▸ **Exercise requirements**: Exact repetition of every entry is required.

▸ **Records**:
Begin

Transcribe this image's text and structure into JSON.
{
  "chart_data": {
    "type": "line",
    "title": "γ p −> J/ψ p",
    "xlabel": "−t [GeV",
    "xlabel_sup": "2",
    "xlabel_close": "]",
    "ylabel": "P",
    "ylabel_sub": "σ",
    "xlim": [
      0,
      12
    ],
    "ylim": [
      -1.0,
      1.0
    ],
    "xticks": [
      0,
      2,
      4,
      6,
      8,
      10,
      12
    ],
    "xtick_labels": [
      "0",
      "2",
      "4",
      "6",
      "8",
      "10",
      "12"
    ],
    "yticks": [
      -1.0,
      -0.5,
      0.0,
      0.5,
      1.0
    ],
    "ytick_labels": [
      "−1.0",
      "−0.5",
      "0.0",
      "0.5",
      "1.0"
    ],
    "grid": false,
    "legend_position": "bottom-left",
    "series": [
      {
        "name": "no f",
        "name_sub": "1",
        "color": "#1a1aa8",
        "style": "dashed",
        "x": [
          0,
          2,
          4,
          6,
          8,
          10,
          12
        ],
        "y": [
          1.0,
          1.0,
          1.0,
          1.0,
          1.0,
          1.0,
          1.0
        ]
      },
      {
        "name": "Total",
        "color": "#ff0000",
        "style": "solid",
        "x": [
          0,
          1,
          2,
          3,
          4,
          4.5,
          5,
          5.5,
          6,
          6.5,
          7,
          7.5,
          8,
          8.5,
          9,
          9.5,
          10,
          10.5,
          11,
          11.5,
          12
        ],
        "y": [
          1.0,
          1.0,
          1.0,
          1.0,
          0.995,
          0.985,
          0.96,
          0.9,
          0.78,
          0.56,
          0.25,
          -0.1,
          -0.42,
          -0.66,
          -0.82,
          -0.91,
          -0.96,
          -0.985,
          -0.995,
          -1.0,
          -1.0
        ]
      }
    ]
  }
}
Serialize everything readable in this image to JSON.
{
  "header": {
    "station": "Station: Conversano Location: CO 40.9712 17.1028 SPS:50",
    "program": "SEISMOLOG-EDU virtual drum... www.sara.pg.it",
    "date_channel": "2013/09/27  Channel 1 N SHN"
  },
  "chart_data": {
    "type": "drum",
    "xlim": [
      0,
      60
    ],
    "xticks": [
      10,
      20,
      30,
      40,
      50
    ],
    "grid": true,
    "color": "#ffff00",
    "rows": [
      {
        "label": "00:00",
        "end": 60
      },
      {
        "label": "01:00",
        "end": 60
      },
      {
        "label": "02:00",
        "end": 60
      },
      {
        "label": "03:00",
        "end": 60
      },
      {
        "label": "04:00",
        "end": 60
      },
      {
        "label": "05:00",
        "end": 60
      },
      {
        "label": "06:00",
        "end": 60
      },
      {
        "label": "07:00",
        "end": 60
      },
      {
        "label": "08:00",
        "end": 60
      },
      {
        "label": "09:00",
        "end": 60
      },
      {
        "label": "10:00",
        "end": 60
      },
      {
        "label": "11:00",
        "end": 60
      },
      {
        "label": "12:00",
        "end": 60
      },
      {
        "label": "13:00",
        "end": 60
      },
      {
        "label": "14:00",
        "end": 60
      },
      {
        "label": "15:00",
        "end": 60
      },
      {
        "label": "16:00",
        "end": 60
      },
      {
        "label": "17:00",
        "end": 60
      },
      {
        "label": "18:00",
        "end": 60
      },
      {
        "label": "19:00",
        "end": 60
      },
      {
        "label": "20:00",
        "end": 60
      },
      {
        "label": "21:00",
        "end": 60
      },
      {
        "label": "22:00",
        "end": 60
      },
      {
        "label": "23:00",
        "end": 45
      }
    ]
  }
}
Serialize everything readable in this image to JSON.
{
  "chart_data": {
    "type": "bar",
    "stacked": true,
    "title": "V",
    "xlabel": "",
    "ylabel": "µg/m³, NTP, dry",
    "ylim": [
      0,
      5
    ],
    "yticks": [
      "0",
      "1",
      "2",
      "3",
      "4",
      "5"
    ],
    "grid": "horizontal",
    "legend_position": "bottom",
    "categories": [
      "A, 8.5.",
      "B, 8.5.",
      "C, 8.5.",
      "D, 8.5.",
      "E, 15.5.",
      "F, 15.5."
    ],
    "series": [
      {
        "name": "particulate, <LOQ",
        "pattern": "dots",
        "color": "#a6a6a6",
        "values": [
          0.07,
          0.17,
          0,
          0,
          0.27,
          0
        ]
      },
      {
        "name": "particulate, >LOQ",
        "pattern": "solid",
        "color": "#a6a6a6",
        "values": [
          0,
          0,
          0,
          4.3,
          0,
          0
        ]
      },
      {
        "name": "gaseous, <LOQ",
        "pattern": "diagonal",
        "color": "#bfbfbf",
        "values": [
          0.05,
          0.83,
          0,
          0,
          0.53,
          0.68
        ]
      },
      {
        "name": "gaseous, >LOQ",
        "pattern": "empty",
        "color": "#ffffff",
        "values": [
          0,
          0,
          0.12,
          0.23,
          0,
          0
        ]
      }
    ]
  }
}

End

▸ **Correct answer**:
Transcribe this image's text and structure into JSON.
{
  "chart_data": {
    "type": "line",
    "title": "γ p −> J/ψ p",
    "xlabel": "−t [GeV",
    "xlabel_sup": "2",
    "xlabel_close": "]",
    "ylabel": "P",
    "ylabel_sub": "σ",
    "xlim": [
      0,
      12
    ],
    "ylim": [
      -1.0,
      1.0
    ],
    "xticks": [
      0,
      2,
      4,
      6,
      8,
      10,
      12
    ],
    "xtick_labels": [
      "0",
      "2",
      "4",
      "6",
      "8",
      "10",
      "12"
    ],
    "yticks": [
      -1.0,
      -0.5,
      0.0,
      0.5,
      1.0
    ],
    "ytick_labels": [
      "−1.0",
      "−0.5",
      "0.0",
      "0.5",
      "1.0"
    ],
    "grid": false,
    "legend_position": "bottom-left",
    "series": [
      {
        "name": "no f",
        "name_sub": "1",
        "color": "#1a1aa8",
        "style": "dashed",
        "x": [
          0,
          2,
          4,
          6,
          8,
          10,
          12
        ],
        "y": [
          1.0,
          1.0,
          1.0,
          1.0,
          1.0,
          1.0,
          1.0
        ]
      },
      {
        "name": "Total",
        "color": "#ff0000",
        "style": "solid",
        "x": [
          0,
          1,
          2,
          3,
          4,
          4.5,
          5,
          5.5,
          6,
          6.5,
          7,
          7.5,
          8,
          8.5,
          9,
          9.5,
          10,
          10.5,
          11,
          11.5,
          12
        ],
        "y": [
          1.0,
          1.0,
          1.0,
          1.0,
          0.995,
          0.985,
          0.96,
          0.9,
          0.78,
          0.56,
          0.25,
          -0.1,
          -0.42,
          -0.66,
          -0.82,
          -0.91,
          -0.96,
          -0.985,
          -0.995,
          -1.0,
          -1.0
        ]
      }
    ]
  }
}
Serialize everything readable in this image to JSON.
{
  "header": {
    "station": "Station: Conversano Location: CO 40.9712 17.1028 SPS:50",
    "program": "SEISMOLOG-EDU virtual drum... www.sara.pg.it",
    "date_channel": "2013/09/27  Channel 1 N SHN"
  },
  "chart_data": {
    "type": "drum",
    "xlim": [
      0,
      60
    ],
    "xticks": [
      10,
      20,
      30,
      40,
      50
    ],
    "grid": true,
    "color": "#ffff00",
    "rows": [
      {
        "label": "00:00",
        "end": 60
      },
      {
        "label": "01:00",
        "end": 60
      },
      {
        "label": "02:00",
        "end": 60
      },
      {
        "label": "03:00",
        "end": 60
      },
      {
        "label": "04:00",
        "end": 60
      },
      {
        "label": "05:00",
        "end": 60
      },
      {
        "label": "06:00",
        "end": 60
      },
      {
        "label": "07:00",
        "end": 60
      },
      {
        "label": "08:00",
        "end": 60
      },
      {
        "label": "09:00",
        "end": 60
      },
      {
        "label": "10:00",
        "end": 60
      },
      {
        "label": "11:00",
        "end": 60
      },
      {
        "label": "12:00",
        "end": 60
      },
      {
        "label": "13:00",
        "end": 60
      },
      {
        "label": "14:00",
        "end": 60
      },
      {
        "label": "15:00",
        "end": 60
      },
      {
        "label": "16:00",
        "end": 60
      },
      {
        "label": "17:00",
        "end": 60
      },
      {
        "label": "18:00",
        "end": 60
      },
      {
        "label": "19:00",
        "end": 60
      },
      {
        "label": "20:00",
        "end": 60
      },
      {
        "label": "21:00",
        "end": 60
      },
      {
        "label": "22:00",
        "end": 60
      },
      {
        "label": "23:00",
        "end": 45
      }
    ]
  }
}
Serialize everything readable in this image to JSON.
{
  "chart_data": {
    "type": "bar",
    "stacked": true,
    "title": "V",
    "xlabel": "",
    "ylabel": "µg/m³, NTP, dry",
    "ylim": [
      0,
      5
    ],
    "yticks": [
      "0",
      "1",
      "2",
      "3",
      "4",
      "5"
    ],
    "grid": "horizontal",
    "legend_position": "bottom",
    "categories": [
      "A, 8.5.",
      "B, 8.5.",
      "C, 8.5.",
      "D, 8.5.",
      "E, 15.5.",
      "F, 15.5."
    ],
    "series": [
      {
        "name": "particulate, <LOQ",
        "pattern": "dots",
        "color": "#a6a6a6",
        "values": [
          0.07,
          0.17,
          0,
          0,
          0.27,
          0
        ]
      },
      {
        "name": "particulate, >LOQ",
        "pattern": "solid",
        "color": "#a6a6a6",
        "values": [
          0,
          0,
          0,
          4.3,
          0,
          0
        ]
      },
      {
        "name": "gaseous, <LOQ",
        "pattern": "diagonal",
        "color": "#bfbfbf",
        "values": [
          0.05,
          0.83,
          0,
          0,
          0.53,
          0.68
        ]
      },
      {
        "name": "gaseous, >LOQ",
        "pattern": "empty",
        "color": "#ffffff",
        "values": [
          0,
          0,
          0.12,
          0.23,
          0,
          0
        ]
      }
    ]
  }
}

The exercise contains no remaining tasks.